**CHALLENGE**
Rewrite the listing from the line with "Patent image size: (522, 693)." up to and including the line with "The tube fitting 60 is at (67, 98).", changing "manual pump" to "hand pump" and leaving everything else as it is.

== DATA

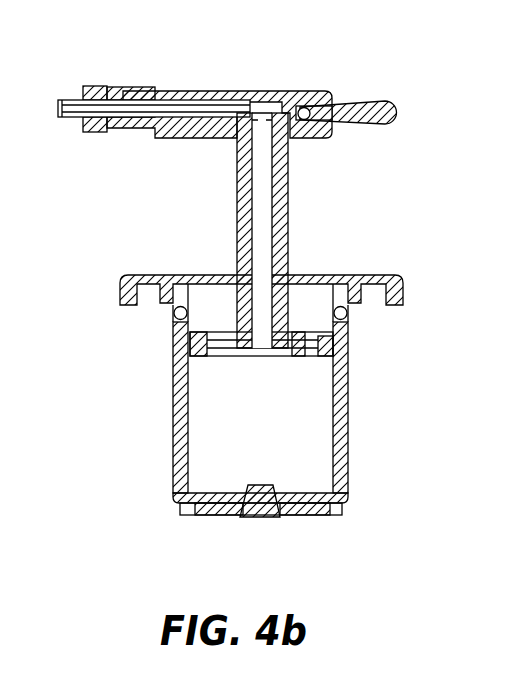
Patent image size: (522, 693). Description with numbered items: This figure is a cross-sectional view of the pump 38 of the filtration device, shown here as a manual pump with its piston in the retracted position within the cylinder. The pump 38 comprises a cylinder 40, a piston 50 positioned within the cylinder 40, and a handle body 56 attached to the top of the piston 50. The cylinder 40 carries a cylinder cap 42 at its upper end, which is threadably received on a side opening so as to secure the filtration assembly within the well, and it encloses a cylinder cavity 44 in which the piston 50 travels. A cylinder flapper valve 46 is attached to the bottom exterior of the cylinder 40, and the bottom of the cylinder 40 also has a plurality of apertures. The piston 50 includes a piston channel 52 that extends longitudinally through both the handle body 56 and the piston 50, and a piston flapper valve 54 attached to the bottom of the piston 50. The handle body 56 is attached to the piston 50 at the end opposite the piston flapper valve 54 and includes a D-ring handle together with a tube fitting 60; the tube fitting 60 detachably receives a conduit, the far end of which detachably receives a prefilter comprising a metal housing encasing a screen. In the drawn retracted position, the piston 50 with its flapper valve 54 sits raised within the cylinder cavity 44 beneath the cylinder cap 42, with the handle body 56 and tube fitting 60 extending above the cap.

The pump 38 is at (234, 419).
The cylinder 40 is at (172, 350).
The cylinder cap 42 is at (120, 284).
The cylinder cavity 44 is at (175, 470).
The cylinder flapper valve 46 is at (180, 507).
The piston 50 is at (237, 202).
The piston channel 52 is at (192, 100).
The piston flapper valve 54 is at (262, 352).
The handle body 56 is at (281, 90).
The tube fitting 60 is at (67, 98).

====
== DATA

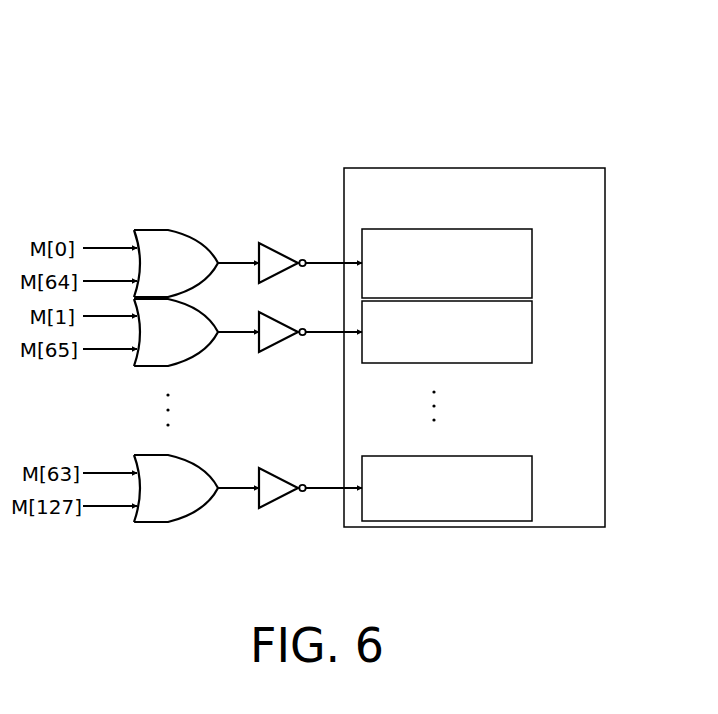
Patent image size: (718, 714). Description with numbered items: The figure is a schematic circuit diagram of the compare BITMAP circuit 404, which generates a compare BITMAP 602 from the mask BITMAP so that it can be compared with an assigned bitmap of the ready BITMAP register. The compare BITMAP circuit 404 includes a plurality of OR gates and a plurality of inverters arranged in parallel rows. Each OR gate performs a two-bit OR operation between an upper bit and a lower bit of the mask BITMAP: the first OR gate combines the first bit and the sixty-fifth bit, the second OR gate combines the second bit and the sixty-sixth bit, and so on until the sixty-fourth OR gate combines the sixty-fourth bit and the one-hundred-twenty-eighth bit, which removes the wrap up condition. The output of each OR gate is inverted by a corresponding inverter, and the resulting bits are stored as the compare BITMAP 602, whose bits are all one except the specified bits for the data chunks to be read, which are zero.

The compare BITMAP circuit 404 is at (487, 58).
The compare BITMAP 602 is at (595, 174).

====
== DATA

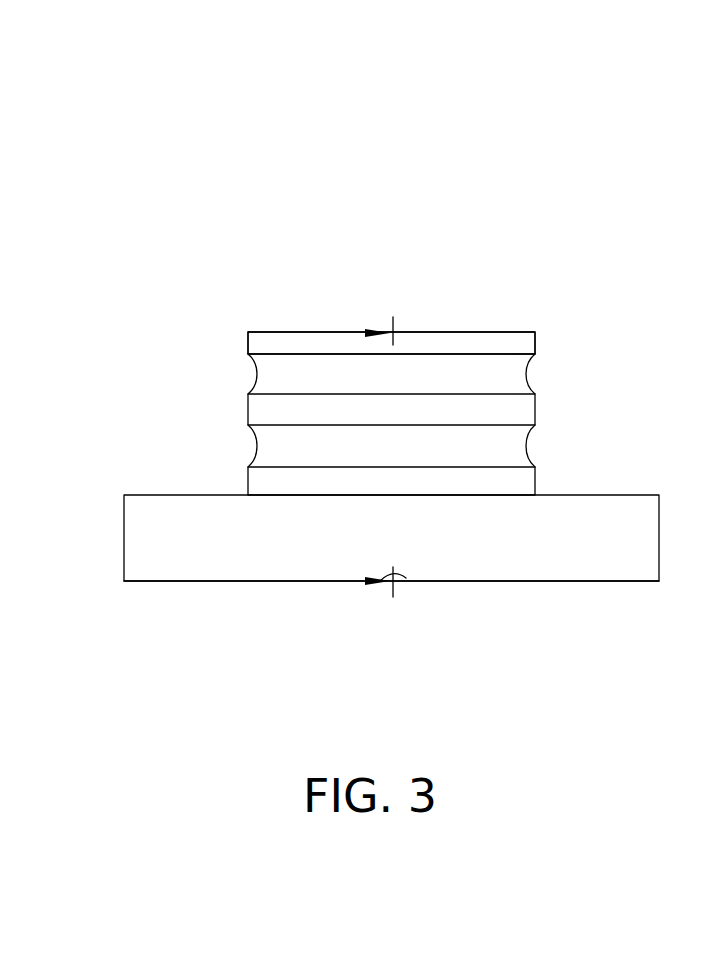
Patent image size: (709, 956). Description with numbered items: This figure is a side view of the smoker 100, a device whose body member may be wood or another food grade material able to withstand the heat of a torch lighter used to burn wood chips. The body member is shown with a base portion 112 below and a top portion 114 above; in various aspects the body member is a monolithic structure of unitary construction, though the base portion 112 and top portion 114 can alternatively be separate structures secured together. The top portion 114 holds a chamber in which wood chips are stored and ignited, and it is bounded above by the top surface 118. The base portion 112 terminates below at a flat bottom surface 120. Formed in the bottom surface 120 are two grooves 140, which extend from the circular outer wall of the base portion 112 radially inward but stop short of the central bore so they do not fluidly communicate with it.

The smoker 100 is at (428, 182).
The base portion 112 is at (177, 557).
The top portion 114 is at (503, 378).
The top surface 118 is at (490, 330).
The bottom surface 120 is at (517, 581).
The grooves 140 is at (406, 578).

====

**RESPONSE**
Patent image size: (522, 693). Description with numbered items: This figure is a cross-sectional view of the pump 38 of the filtration device, shown here as a hand pump with its piston in the retracted position within the cylinder. The pump 38 comprises a cylinder 40, a piston 50 positioned within the cylinder 40, and a handle body 56 attached to the top of the piston 50. The cylinder 40 carries a cylinder cap 42 at its upper end, which is threadably received on a side opening so as to secure the filtration assembly within the well, and it encloses a cylinder cavity 44 in which the piston 50 travels. A cylinder flapper valve 46 is attached to the bottom exterior of the cylinder 40, and the bottom of the cylinder 40 also has a plurality of apertures. The piston 50 includes a piston channel 52 that extends longitudinally through both the handle body 56 and the piston 50, and a piston flapper valve 54 attached to the bottom of the piston 50. The handle body 56 is attached to the piston 50 at the end opposite the piston flapper valve 54 and includes a D-ring handle together with a tube fitting 60; the tube fitting 60 detachably receives a conduit, the far end of which detachably receives a prefilter comprising a metal housing encasing a screen. In the drawn retracted position, the piston 50 with its flapper valve 54 sits raised within the cylinder cavity 44 beneath the cylinder cap 42, with the handle body 56 and tube fitting 60 extending above the cap.

The pump 38 is at (234, 419).
The cylinder 40 is at (172, 350).
The cylinder cap 42 is at (120, 284).
The cylinder cavity 44 is at (175, 470).
The cylinder flapper valve 46 is at (180, 507).
The piston 50 is at (237, 202).
The piston channel 52 is at (192, 100).
The piston flapper valve 54 is at (262, 352).
The handle body 56 is at (281, 90).
The tube fitting 60 is at (67, 98).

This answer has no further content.